- [Instructions to follow]: Would you write out the whole listing below exactly as given?

- [Stored data]:
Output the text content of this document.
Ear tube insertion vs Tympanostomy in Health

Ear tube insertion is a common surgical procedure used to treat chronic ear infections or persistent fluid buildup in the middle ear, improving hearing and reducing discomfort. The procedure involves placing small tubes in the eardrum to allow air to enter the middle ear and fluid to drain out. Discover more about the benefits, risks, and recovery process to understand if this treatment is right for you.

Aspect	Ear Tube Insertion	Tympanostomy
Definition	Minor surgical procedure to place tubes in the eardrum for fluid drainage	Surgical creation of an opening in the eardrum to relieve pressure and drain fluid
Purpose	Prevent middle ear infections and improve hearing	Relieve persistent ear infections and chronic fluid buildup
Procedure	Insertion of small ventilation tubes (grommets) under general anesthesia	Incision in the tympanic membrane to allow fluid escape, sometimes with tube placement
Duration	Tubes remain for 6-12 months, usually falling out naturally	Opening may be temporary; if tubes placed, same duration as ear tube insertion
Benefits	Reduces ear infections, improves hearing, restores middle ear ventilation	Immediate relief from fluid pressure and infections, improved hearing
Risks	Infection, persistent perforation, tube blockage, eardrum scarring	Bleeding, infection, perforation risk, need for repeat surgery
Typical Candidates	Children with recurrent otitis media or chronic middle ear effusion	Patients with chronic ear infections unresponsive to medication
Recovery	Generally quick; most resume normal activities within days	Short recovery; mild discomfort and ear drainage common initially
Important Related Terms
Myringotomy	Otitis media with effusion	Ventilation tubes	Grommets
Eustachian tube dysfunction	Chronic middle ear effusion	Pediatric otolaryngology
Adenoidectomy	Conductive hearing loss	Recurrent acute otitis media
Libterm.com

- [Task result]:
Output the text content of this document.
Ear tube insertion vs Tympanostomy in Health

Ear tube insertion is a common surgical procedure used to treat chronic ear infections or persistent fluid buildup in the middle ear, improving hearing and reducing discomfort. The procedure involves placing small tubes in the eardrum to allow air to enter the middle ear and fluid to drain out. Discover more about the benefits, risks, and recovery process to understand if this treatment is right for you.

Aspect	Ear Tube Insertion	Tympanostomy
Definition	Minor surgical procedure to place tubes in the eardrum for fluid drainage	Surgical creation of an opening in the eardrum to relieve pressure and drain fluid
Purpose	Prevent middle ear infections and improve hearing	Relieve persistent ear infections and chronic fluid buildup
Procedure	Insertion of small ventilation tubes (grommets) under general anesthesia	Incision in the tympanic membrane to allow fluid escape, sometimes with tube placement
Duration	Tubes remain for 6-12 months, usually falling out naturally	Opening may be temporary; if tubes placed, same duration as ear tube insertion
Benefits	Reduces ear infections, improves hearing, restores middle ear ventilation	Immediate relief from fluid pressure and infections, improved hearing
Risks	Infection, persistent perforation, tube blockage, eardrum scarring	Bleeding, infection, perforation risk, need for repeat surgery
Typical Candidates	Children with recurrent otitis media or chronic middle ear effusion	Patients with chronic ear infections unresponsive to medication
Recovery	Generally quick; most resume normal activities within days	Short recovery; mild discomfort and ear drainage common initially
Important Related Terms
Myringotomy	Otitis media with effusion	Ventilation tubes	Grommets
Eustachian tube dysfunction	Chronic middle ear effusion	Pediatric otolaryngology
Adenoidectomy	Conductive hearing loss	Recurrent acute otitis media
Libterm.com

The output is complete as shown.